## REQUIRED TASK
Copy out every line containing the word "left".

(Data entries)

· · ·

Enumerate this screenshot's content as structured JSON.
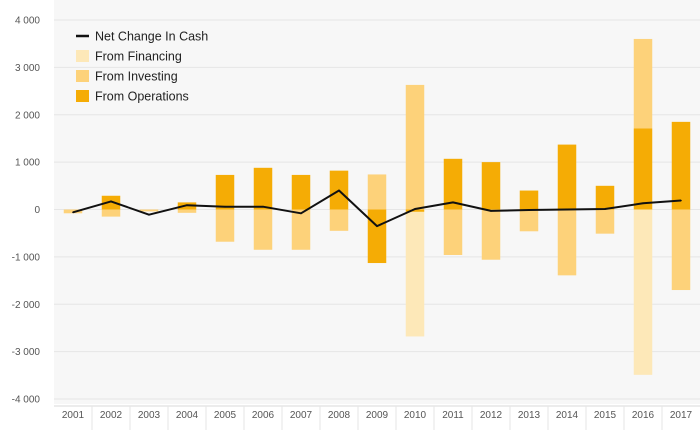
{
  "chart_data": {
    "type": "bar",
    "stacked": true,
    "categories": [
      "2001",
      "2002",
      "2003",
      "2004",
      "2005",
      "2006",
      "2007",
      "2008",
      "2009",
      "2010",
      "2011",
      "2012",
      "2013",
      "2014",
      "2015",
      "2016",
      "2017"
    ],
    "ylim": [
      -4000,
      4000
    ],
    "yticks": [
      4000,
      3000,
      2000,
      1000,
      0,
      -1000,
      -2000,
      -3000,
      -4000
    ],
    "ytick_labels": [
      "4 000",
      "3 000",
      "2 000",
      "1 000",
      "0",
      "-1 000",
      "-2 000",
      "-3 000",
      "-4 000"
    ],
    "grid": "horizontal",
    "legend_position": "top-left",
    "colors": {
      "From Financing": "#fde8b8",
      "From Investing": "#fdd27a",
      "From Operations": "#f5ac05",
      "Net Change In Cash": "#111111",
      "grid": "#e6e6e6",
      "axis_text": "#555555",
      "plot_bg": "#f7f7f7"
    },
    "series": [
      {
        "name": "From Operations",
        "type": "bar",
        "values": [
          0,
          290,
          0,
          150,
          730,
          880,
          730,
          820,
          -1130,
          -50,
          1070,
          1000,
          400,
          1370,
          500,
          1710,
          1850
        ]
      },
      {
        "name": "From Investing",
        "type": "bar",
        "values": [
          -80,
          -150,
          -40,
          -70,
          -680,
          -850,
          -850,
          -450,
          740,
          2630,
          -960,
          -1060,
          -460,
          -1390,
          -510,
          1890,
          -1700
        ]
      },
      {
        "name": "From Financing",
        "type": "bar",
        "values": [
          0,
          0,
          0,
          0,
          0,
          0,
          0,
          0,
          0,
          -2630,
          0,
          0,
          0,
          0,
          0,
          -3490,
          0
        ]
      },
      {
        "name": "Net Change In Cash",
        "type": "line",
        "values": [
          -60,
          170,
          -110,
          90,
          60,
          60,
          -80,
          400,
          -350,
          10,
          150,
          -30,
          -10,
          0,
          10,
          130,
          190
        ]
      }
    ]
  },
  "legend": {
    "items": [
      {
        "label": "Net Change In Cash",
        "kind": "line",
        "color": "#111111"
      },
      {
        "label": "From Financing",
        "kind": "box",
        "color": "#fde8b8"
      },
      {
        "label": "From Investing",
        "kind": "box",
        "color": "#fdd27a"
      },
      {
        "label": "From Operations",
        "kind": "box",
        "color": "#f5ac05"
      }
    ]
  }
}
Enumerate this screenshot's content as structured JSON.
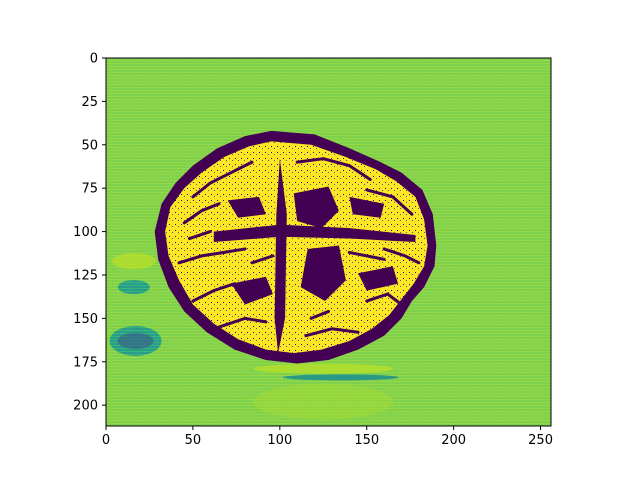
{
  "chart_data": {
    "type": "heatmap",
    "title": "",
    "xlabel": "",
    "ylabel": "",
    "xlim": [
      0,
      256
    ],
    "ylim": [
      212,
      0
    ],
    "x_ticks": [
      0,
      50,
      100,
      150,
      200,
      250
    ],
    "y_ticks": [
      0,
      25,
      50,
      75,
      100,
      125,
      150,
      175,
      200
    ],
    "x_tick_labels": [
      "0",
      "50",
      "100",
      "150",
      "200",
      "250"
    ],
    "y_tick_labels": [
      "0",
      "25",
      "50",
      "75",
      "100",
      "125",
      "150",
      "175",
      "200"
    ],
    "colormap": "viridis",
    "colors": {
      "background": "#7ad151",
      "background_light": "#b5de2b",
      "dark": "#440154",
      "bright": "#fde725",
      "teal": "#21918c",
      "green": "#5ec962"
    },
    "grid": false,
    "content": "grayscale brain MRI axial slice rendered with viridis colormap; bright yellow tissue outlined by dark purple border, textured green background, cyan striped artifacts at left"
  }
}
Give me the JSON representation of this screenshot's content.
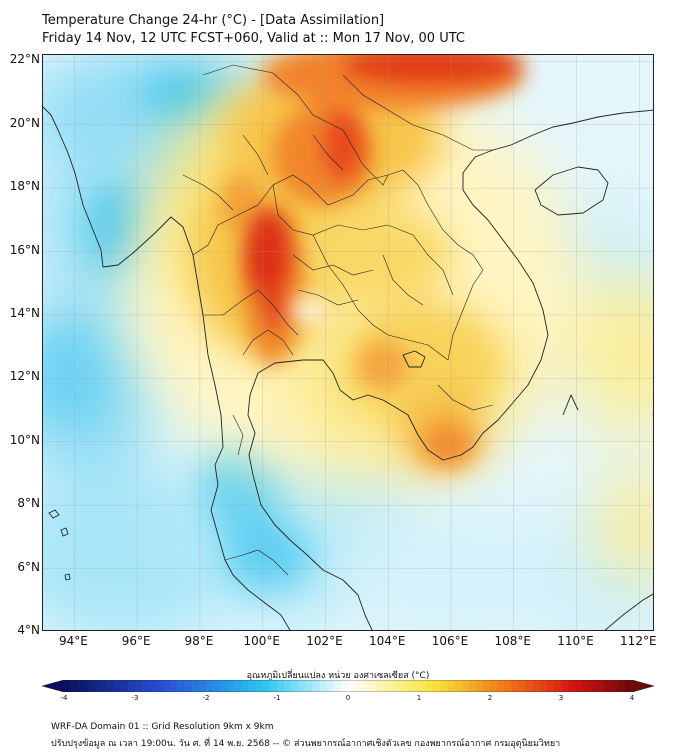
{
  "header": {
    "title": "Temperature Change 24-hr (°C) - [Data Assimilation]",
    "subtitle": "Friday 14 Nov, 12 UTC FCST+060, Valid at :: Mon 17 Nov, 00 UTC"
  },
  "map": {
    "lon_range": [
      93,
      112.5
    ],
    "lat_range": [
      4,
      22.2
    ],
    "lat_labels": [
      "22°N",
      "20°N",
      "18°N",
      "16°N",
      "14°N",
      "12°N",
      "10°N",
      "8°N",
      "6°N",
      "4°N"
    ],
    "lat_values": [
      22,
      20,
      18,
      16,
      14,
      12,
      10,
      8,
      6,
      4
    ],
    "lon_labels": [
      "94°E",
      "96°E",
      "98°E",
      "100°E",
      "102°E",
      "104°E",
      "106°E",
      "108°E",
      "110°E",
      "112°E"
    ],
    "lon_values": [
      94,
      96,
      98,
      100,
      102,
      104,
      106,
      108,
      110,
      112
    ]
  },
  "colorbar": {
    "title": "อุณหภูมิเปลี่ยนแปลง หน่วย องศาเซลเซียส (°C)",
    "tick_labels": [
      "-4",
      "-3",
      "-2",
      "-1",
      "0",
      "1",
      "2",
      "3",
      "4"
    ],
    "tick_values": [
      -4,
      -3,
      -2,
      -1,
      0,
      1,
      2,
      3,
      4
    ],
    "range": [
      -4,
      4
    ],
    "colors": {
      "deep_cold": "#08105e",
      "cold": "#2a4fd6",
      "cool": "#29c3f0",
      "neutral": "#ffffff",
      "warm": "#f7e33c",
      "hot": "#f07a18",
      "very_hot": "#d41212",
      "extreme": "#6b0a0a"
    }
  },
  "footer": {
    "line1": "WRF-DA Domain 01 :: Grid Resolution 9km x 9km",
    "line2": "ปรับปรุงข้อมูล ณ เวลา 19:00น. วัน ศ. ที่ 14 พ.ย. 2568 -- © ส่วนพยากรณ์อากาศเชิงตัวเลข กองพยากรณ์อากาศ กรมอุตุนิยมวิทยา"
  }
}
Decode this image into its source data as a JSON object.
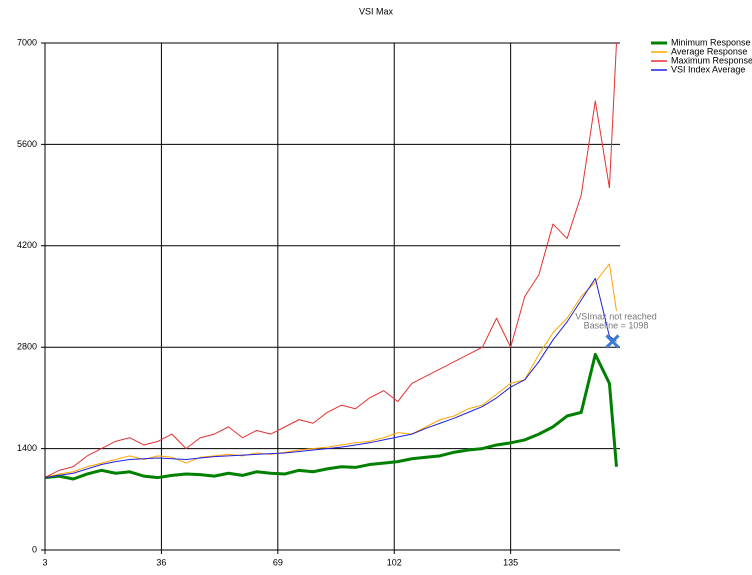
{
  "chart_data": {
    "type": "line",
    "title": "VSI Max",
    "x": [
      3,
      7,
      11,
      15,
      19,
      23,
      27,
      31,
      35,
      39,
      43,
      47,
      51,
      55,
      59,
      63,
      67,
      71,
      75,
      79,
      83,
      87,
      91,
      95,
      99,
      103,
      107,
      111,
      115,
      119,
      123,
      127,
      131,
      135,
      139,
      143,
      147,
      151,
      155,
      159,
      163,
      165
    ],
    "series": [
      {
        "name": "Minimum Response",
        "color": "#008000",
        "values": [
          1000,
          1020,
          980,
          1050,
          1100,
          1060,
          1080,
          1020,
          1000,
          1030,
          1050,
          1040,
          1020,
          1060,
          1030,
          1080,
          1060,
          1050,
          1100,
          1080,
          1120,
          1150,
          1140,
          1180,
          1200,
          1220,
          1260,
          1280,
          1300,
          1350,
          1380,
          1400,
          1450,
          1480,
          1520,
          1600,
          1700,
          1850,
          1900,
          2700,
          2300,
          1150
        ]
      },
      {
        "name": "Average Response",
        "color": "#ffa500",
        "values": [
          1000,
          1050,
          1080,
          1150,
          1200,
          1250,
          1300,
          1250,
          1300,
          1280,
          1200,
          1280,
          1300,
          1320,
          1300,
          1340,
          1320,
          1350,
          1380,
          1400,
          1420,
          1450,
          1480,
          1500,
          1550,
          1620,
          1600,
          1700,
          1800,
          1850,
          1950,
          2000,
          2150,
          2300,
          2350,
          2700,
          3000,
          3200,
          3500,
          3700,
          3950,
          3300
        ]
      },
      {
        "name": "Maximum Response",
        "color": "#e53030",
        "values": [
          1000,
          1100,
          1150,
          1300,
          1400,
          1500,
          1550,
          1450,
          1500,
          1600,
          1400,
          1550,
          1600,
          1700,
          1550,
          1650,
          1600,
          1700,
          1800,
          1750,
          1900,
          2000,
          1950,
          2100,
          2200,
          2050,
          2300,
          2400,
          2500,
          2600,
          2700,
          2800,
          3200,
          2800,
          3500,
          3800,
          4500,
          4300,
          4900,
          6200,
          5000,
          7000
        ]
      },
      {
        "name": "VSI Index Average",
        "color": "#2020e0",
        "values": [
          1000,
          1030,
          1060,
          1120,
          1180,
          1220,
          1250,
          1260,
          1270,
          1260,
          1250,
          1270,
          1290,
          1300,
          1310,
          1320,
          1330,
          1340,
          1360,
          1380,
          1400,
          1420,
          1450,
          1480,
          1520,
          1560,
          1600,
          1680,
          1750,
          1820,
          1900,
          1980,
          2100,
          2250,
          2350,
          2600,
          2900,
          3150,
          3450,
          3750,
          2950,
          2880
        ]
      }
    ],
    "xlim": [
      3,
      166
    ],
    "xticks": [
      3,
      36,
      69,
      102,
      135
    ],
    "ylim": [
      0,
      7000
    ],
    "yticks": [
      0,
      1400,
      2800,
      4200,
      5600,
      7000
    ],
    "grid": true,
    "legend": "top-right",
    "annotations": [
      "VSImax not reached",
      "Baseline = 1098"
    ]
  }
}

· · ·

## REPLY TO THE TASK
    "legend_position": "top-left",
    "content": "grayscale brain MRI axial slice rendered with viridis colormap; bright yellow tissue outlined by dark purple border, textured green background, cyan striped artifacts at left"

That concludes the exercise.